* What you have to do: Beginning at the line with "Decode this image", output each line to the end of the listing below exactly, please.

* Extracted records:
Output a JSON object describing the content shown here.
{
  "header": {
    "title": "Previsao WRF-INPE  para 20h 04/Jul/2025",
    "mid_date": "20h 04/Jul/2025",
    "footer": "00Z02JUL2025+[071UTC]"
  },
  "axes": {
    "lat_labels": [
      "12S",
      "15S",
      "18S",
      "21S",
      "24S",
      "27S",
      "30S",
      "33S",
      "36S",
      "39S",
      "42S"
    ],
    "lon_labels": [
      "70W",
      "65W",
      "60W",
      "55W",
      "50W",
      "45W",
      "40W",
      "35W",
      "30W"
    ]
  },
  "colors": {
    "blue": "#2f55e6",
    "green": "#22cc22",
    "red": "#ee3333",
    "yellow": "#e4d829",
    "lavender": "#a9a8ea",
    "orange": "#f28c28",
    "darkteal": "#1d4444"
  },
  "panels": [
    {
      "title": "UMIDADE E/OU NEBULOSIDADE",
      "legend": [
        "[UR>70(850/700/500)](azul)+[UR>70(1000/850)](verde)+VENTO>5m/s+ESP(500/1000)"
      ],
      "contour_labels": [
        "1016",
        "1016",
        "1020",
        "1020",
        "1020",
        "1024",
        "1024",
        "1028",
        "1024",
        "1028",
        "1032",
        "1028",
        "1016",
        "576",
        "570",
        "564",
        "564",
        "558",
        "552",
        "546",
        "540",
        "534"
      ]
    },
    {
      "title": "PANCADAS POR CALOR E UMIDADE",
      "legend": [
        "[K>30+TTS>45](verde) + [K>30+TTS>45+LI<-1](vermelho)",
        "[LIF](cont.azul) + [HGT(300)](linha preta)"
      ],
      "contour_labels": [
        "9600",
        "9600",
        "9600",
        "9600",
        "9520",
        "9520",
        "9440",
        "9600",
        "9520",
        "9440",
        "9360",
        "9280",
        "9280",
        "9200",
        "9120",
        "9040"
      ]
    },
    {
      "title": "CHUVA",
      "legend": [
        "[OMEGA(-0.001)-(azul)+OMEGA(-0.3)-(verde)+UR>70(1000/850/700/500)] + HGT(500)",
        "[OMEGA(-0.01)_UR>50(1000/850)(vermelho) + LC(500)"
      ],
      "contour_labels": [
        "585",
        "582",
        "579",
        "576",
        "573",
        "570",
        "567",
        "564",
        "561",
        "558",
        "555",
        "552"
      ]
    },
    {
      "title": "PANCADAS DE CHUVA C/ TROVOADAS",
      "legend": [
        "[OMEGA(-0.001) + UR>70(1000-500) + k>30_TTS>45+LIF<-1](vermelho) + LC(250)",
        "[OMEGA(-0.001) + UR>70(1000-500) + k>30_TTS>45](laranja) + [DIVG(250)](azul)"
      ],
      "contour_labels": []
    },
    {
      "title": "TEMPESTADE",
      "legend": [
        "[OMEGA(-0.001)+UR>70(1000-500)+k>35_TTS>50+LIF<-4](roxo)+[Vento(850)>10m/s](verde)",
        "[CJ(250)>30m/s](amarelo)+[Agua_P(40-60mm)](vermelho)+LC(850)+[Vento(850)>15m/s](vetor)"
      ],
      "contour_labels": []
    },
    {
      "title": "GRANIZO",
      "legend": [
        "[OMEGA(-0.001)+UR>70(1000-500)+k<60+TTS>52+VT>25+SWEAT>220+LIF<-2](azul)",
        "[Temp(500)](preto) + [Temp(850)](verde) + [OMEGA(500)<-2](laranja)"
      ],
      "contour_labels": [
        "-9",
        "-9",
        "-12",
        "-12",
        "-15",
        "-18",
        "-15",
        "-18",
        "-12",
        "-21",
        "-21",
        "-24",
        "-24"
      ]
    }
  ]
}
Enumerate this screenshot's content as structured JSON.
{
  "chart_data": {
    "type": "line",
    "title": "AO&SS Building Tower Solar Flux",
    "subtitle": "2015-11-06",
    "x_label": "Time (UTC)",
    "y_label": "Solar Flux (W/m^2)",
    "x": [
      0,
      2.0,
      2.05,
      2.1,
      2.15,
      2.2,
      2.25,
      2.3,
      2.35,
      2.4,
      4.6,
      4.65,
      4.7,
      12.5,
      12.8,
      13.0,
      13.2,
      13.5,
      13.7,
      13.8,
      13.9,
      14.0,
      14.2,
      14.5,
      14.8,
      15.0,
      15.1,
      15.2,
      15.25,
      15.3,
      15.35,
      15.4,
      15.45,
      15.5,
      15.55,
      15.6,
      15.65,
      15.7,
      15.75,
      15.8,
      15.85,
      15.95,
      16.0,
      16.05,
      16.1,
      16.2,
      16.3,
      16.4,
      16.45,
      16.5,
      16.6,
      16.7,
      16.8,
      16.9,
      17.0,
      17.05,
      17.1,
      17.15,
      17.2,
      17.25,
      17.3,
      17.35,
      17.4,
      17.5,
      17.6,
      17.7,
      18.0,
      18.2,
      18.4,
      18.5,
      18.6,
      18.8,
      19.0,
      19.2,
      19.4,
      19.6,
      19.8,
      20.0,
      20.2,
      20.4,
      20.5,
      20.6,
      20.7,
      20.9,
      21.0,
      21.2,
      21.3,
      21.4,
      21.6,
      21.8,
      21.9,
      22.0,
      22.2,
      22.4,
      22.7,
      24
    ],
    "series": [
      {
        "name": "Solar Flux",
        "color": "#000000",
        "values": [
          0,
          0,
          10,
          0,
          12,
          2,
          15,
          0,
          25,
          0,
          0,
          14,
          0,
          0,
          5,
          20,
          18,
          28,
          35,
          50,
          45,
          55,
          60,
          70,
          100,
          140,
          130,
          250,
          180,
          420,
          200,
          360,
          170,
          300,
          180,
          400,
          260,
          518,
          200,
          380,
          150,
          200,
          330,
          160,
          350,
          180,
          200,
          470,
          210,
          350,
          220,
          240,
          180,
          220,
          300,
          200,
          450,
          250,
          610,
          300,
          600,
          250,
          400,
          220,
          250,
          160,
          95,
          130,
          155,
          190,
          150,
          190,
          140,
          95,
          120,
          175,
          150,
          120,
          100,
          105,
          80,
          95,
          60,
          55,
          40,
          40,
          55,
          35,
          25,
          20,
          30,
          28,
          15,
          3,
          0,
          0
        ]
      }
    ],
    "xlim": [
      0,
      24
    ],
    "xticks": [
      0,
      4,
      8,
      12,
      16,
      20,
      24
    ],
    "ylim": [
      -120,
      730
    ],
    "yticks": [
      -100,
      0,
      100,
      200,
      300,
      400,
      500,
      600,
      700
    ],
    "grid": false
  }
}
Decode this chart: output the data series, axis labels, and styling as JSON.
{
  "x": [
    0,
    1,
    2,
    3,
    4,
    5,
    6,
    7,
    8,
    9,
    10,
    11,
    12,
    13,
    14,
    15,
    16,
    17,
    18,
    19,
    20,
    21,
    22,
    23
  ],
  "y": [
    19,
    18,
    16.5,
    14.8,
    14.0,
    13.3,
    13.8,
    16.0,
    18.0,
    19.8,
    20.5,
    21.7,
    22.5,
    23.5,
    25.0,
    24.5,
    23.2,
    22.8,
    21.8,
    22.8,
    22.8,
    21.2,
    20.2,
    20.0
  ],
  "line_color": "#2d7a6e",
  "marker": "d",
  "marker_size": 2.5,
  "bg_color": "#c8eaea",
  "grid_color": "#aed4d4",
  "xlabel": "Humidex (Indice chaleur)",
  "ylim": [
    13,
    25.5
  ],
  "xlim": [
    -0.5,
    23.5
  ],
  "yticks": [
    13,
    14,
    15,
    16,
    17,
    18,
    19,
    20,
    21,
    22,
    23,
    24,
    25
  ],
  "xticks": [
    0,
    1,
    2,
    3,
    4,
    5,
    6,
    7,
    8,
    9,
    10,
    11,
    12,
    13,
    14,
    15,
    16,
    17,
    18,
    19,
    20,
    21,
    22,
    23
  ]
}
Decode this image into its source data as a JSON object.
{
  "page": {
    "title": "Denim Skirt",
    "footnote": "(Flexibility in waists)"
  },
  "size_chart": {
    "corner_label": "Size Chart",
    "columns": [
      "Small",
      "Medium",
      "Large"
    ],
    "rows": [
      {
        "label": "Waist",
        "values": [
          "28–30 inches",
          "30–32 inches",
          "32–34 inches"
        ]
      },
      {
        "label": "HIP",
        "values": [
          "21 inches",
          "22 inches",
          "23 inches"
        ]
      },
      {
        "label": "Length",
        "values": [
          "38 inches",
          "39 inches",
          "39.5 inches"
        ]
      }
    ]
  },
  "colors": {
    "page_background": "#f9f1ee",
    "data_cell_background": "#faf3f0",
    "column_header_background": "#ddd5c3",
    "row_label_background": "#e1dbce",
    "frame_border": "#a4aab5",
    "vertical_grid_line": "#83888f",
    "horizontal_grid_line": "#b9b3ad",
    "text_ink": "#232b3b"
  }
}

* Task output:
Decode this image into its source data as a JSON object.
{
  "page": {
    "title": "Denim Skirt",
    "footnote": "(Flexibility in waists)"
  },
  "size_chart": {
    "corner_label": "Size Chart",
    "columns": [
      "Small",
      "Medium",
      "Large"
    ],
    "rows": [
      {
        "label": "Waist",
        "values": [
          "28–30 inches",
          "30–32 inches",
          "32–34 inches"
        ]
      },
      {
        "label": "HIP",
        "values": [
          "21 inches",
          "22 inches",
          "23 inches"
        ]
      },
      {
        "label": "Length",
        "values": [
          "38 inches",
          "39 inches",
          "39.5 inches"
        ]
      }
    ]
  },
  "colors": {
    "page_background": "#f9f1ee",
    "data_cell_background": "#faf3f0",
    "column_header_background": "#ddd5c3",
    "row_label_background": "#e1dbce",
    "frame_border": "#a4aab5",
    "vertical_grid_line": "#83888f",
    "horizontal_grid_line": "#b9b3ad",
    "text_ink": "#232b3b"
  }
}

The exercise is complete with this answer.